Source data
● ● ● ● ●
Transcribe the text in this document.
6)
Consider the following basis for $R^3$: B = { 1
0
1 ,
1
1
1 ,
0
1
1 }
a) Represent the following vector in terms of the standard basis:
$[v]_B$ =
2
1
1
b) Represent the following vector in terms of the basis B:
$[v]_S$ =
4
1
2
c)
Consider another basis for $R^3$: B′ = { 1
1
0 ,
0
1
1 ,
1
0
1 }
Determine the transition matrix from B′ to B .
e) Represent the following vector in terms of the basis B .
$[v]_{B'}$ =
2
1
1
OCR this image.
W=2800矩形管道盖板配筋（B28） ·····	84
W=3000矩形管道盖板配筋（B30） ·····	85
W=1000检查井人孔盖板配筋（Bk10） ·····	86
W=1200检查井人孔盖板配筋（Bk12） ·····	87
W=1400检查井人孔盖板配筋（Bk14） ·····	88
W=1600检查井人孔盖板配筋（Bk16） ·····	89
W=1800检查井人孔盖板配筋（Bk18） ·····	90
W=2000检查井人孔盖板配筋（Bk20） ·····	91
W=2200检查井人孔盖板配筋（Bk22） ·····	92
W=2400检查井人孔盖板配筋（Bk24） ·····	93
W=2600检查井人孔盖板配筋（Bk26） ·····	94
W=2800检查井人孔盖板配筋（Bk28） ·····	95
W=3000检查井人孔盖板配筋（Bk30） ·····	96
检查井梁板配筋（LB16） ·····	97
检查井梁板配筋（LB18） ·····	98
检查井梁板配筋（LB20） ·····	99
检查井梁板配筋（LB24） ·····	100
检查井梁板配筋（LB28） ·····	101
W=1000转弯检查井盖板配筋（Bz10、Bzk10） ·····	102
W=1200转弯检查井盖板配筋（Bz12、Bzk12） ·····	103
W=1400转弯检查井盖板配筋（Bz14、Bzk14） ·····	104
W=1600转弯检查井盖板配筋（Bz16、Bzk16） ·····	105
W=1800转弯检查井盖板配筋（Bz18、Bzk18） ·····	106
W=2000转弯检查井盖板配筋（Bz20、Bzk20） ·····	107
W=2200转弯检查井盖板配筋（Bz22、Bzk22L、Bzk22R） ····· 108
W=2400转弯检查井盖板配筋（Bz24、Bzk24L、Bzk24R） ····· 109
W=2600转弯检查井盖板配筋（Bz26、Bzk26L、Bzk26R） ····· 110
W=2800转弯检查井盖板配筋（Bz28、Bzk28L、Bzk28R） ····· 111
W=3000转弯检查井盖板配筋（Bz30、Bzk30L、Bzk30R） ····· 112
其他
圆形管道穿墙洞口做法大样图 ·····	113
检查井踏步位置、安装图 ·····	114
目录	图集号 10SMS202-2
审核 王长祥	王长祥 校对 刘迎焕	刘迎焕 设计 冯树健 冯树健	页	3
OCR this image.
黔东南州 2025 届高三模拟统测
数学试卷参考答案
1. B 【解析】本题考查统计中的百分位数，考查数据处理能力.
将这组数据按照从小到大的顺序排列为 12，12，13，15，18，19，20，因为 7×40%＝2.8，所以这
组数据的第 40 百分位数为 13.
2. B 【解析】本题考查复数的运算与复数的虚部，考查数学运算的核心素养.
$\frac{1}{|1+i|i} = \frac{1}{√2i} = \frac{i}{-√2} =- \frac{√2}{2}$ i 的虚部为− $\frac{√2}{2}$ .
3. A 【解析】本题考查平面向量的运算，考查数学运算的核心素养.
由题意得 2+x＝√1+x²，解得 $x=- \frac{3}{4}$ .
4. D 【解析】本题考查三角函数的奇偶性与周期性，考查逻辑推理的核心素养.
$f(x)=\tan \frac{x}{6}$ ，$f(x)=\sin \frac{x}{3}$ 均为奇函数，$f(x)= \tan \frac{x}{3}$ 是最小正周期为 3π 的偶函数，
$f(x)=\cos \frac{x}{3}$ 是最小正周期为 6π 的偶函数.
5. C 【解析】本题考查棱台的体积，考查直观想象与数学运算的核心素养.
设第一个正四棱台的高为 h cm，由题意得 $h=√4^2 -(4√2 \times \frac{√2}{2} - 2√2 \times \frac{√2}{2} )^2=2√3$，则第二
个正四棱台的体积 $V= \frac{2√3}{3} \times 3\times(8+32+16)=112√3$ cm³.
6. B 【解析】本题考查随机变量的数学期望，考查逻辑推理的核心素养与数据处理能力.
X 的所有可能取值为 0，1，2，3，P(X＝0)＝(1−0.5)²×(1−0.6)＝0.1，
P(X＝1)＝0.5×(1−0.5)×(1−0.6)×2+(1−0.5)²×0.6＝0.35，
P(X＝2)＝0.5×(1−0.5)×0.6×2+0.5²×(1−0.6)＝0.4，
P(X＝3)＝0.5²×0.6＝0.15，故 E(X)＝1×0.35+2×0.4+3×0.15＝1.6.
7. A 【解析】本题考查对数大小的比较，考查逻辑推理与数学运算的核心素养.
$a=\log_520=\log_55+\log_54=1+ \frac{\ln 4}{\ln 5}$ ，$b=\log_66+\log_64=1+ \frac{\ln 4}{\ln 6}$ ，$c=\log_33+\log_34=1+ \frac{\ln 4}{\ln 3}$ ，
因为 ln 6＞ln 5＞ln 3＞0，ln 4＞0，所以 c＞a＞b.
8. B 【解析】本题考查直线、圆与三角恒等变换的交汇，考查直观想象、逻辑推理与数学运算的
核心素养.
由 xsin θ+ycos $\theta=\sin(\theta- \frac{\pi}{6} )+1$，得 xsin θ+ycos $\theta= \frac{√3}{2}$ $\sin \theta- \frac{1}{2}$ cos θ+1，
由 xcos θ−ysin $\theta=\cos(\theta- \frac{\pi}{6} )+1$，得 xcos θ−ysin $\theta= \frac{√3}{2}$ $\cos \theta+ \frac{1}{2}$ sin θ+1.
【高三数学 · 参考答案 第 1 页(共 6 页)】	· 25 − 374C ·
● ● ● ● ●
Task to carry out: Retype the material in full, character for character.

Answer for the task:
Transcribe the text in this document.
6)
Consider the following basis for $R^3$: B = { 1
0
1 ,
1
1
1 ,
0
1
1 }
a) Represent the following vector in terms of the standard basis:
$[v]_B$ =
2
1
1
b) Represent the following vector in terms of the basis B:
$[v]_S$ =
4
1
2
c)
Consider another basis for $R^3$: B′ = { 1
1
0 ,
0
1
1 ,
1
0
1 }
Determine the transition matrix from B′ to B .
e) Represent the following vector in terms of the basis B .
$[v]_{B'}$ =
2
1
1
OCR this image.
W=2800矩形管道盖板配筋（B28） ·····	84
W=3000矩形管道盖板配筋（B30） ·····	85
W=1000检查井人孔盖板配筋（Bk10） ·····	86
W=1200检查井人孔盖板配筋（Bk12） ·····	87
W=1400检查井人孔盖板配筋（Bk14） ·····	88
W=1600检查井人孔盖板配筋（Bk16） ·····	89
W=1800检查井人孔盖板配筋（Bk18） ·····	90
W=2000检查井人孔盖板配筋（Bk20） ·····	91
W=2200检查井人孔盖板配筋（Bk22） ·····	92
W=2400检查井人孔盖板配筋（Bk24） ·····	93
W=2600检查井人孔盖板配筋（Bk26） ·····	94
W=2800检查井人孔盖板配筋（Bk28） ·····	95
W=3000检查井人孔盖板配筋（Bk30） ·····	96
检查井梁板配筋（LB16） ·····	97
检查井梁板配筋（LB18） ·····	98
检查井梁板配筋（LB20） ·····	99
检查井梁板配筋（LB24） ·····	100
检查井梁板配筋（LB28） ·····	101
W=1000转弯检查井盖板配筋（Bz10、Bzk10） ·····	102
W=1200转弯检查井盖板配筋（Bz12、Bzk12） ·····	103
W=1400转弯检查井盖板配筋（Bz14、Bzk14） ·····	104
W=1600转弯检查井盖板配筋（Bz16、Bzk16） ·····	105
W=1800转弯检查井盖板配筋（Bz18、Bzk18） ·····	106
W=2000转弯检查井盖板配筋（Bz20、Bzk20） ·····	107
W=2200转弯检查井盖板配筋（Bz22、Bzk22L、Bzk22R） ····· 108
W=2400转弯检查井盖板配筋（Bz24、Bzk24L、Bzk24R） ····· 109
W=2600转弯检查井盖板配筋（Bz26、Bzk26L、Bzk26R） ····· 110
W=2800转弯检查井盖板配筋（Bz28、Bzk28L、Bzk28R） ····· 111
W=3000转弯检查井盖板配筋（Bz30、Bzk30L、Bzk30R） ····· 112
其他
圆形管道穿墙洞口做法大样图 ·····	113
检查井踏步位置、安装图 ·····	114
目录	图集号 10SMS202-2
审核 王长祥	王长祥 校对 刘迎焕	刘迎焕 设计 冯树健 冯树健	页	3
OCR this image.
黔东南州 2025 届高三模拟统测
数学试卷参考答案
1. B 【解析】本题考查统计中的百分位数，考查数据处理能力.
将这组数据按照从小到大的顺序排列为 12，12，13，15，18，19，20，因为 7×40%＝2.8，所以这
组数据的第 40 百分位数为 13.
2. B 【解析】本题考查复数的运算与复数的虚部，考查数学运算的核心素养.
$\frac{1}{|1+i|i} = \frac{1}{√2i} = \frac{i}{-√2} =- \frac{√2}{2}$ i 的虚部为− $\frac{√2}{2}$ .
3. A 【解析】本题考查平面向量的运算，考查数学运算的核心素养.
由题意得 2+x＝√1+x²，解得 $x=- \frac{3}{4}$ .
4. D 【解析】本题考查三角函数的奇偶性与周期性，考查逻辑推理的核心素养.
$f(x)=\tan \frac{x}{6}$ ，$f(x)=\sin \frac{x}{3}$ 均为奇函数，$f(x)= \tan \frac{x}{3}$ 是最小正周期为 3π 的偶函数，
$f(x)=\cos \frac{x}{3}$ 是最小正周期为 6π 的偶函数.
5. C 【解析】本题考查棱台的体积，考查直观想象与数学运算的核心素养.
设第一个正四棱台的高为 h cm，由题意得 $h=√4^2 -(4√2 \times \frac{√2}{2} - 2√2 \times \frac{√2}{2} )^2=2√3$，则第二
个正四棱台的体积 $V= \frac{2√3}{3} \times 3\times(8+32+16)=112√3$ cm³.
6. B 【解析】本题考查随机变量的数学期望，考查逻辑推理的核心素养与数据处理能力.
X 的所有可能取值为 0，1，2，3，P(X＝0)＝(1−0.5)²×(1−0.6)＝0.1，
P(X＝1)＝0.5×(1−0.5)×(1−0.6)×2+(1−0.5)²×0.6＝0.35，
P(X＝2)＝0.5×(1−0.5)×0.6×2+0.5²×(1−0.6)＝0.4，
P(X＝3)＝0.5²×0.6＝0.15，故 E(X)＝1×0.35+2×0.4+3×0.15＝1.6.
7. A 【解析】本题考查对数大小的比较，考查逻辑推理与数学运算的核心素养.
$a=\log_520=\log_55+\log_54=1+ \frac{\ln 4}{\ln 5}$ ，$b=\log_66+\log_64=1+ \frac{\ln 4}{\ln 6}$ ，$c=\log_33+\log_34=1+ \frac{\ln 4}{\ln 3}$ ，
因为 ln 6＞ln 5＞ln 3＞0，ln 4＞0，所以 c＞a＞b.
8. B 【解析】本题考查直线、圆与三角恒等变换的交汇，考查直观想象、逻辑推理与数学运算的
核心素养.
由 xsin θ+ycos $\theta=\sin(\theta- \frac{\pi}{6} )+1$，得 xsin θ+ycos $\theta= \frac{√3}{2}$ $\sin \theta- \frac{1}{2}$ cos θ+1，
由 xcos θ−ysin $\theta=\cos(\theta- \frac{\pi}{6} )+1$，得 xcos θ−ysin $\theta= \frac{√3}{2}$ $\cos \theta+ \frac{1}{2}$ sin θ+1.
【高三数学 · 参考答案 第 1 页(共 6 页)】	· 25 − 374C ·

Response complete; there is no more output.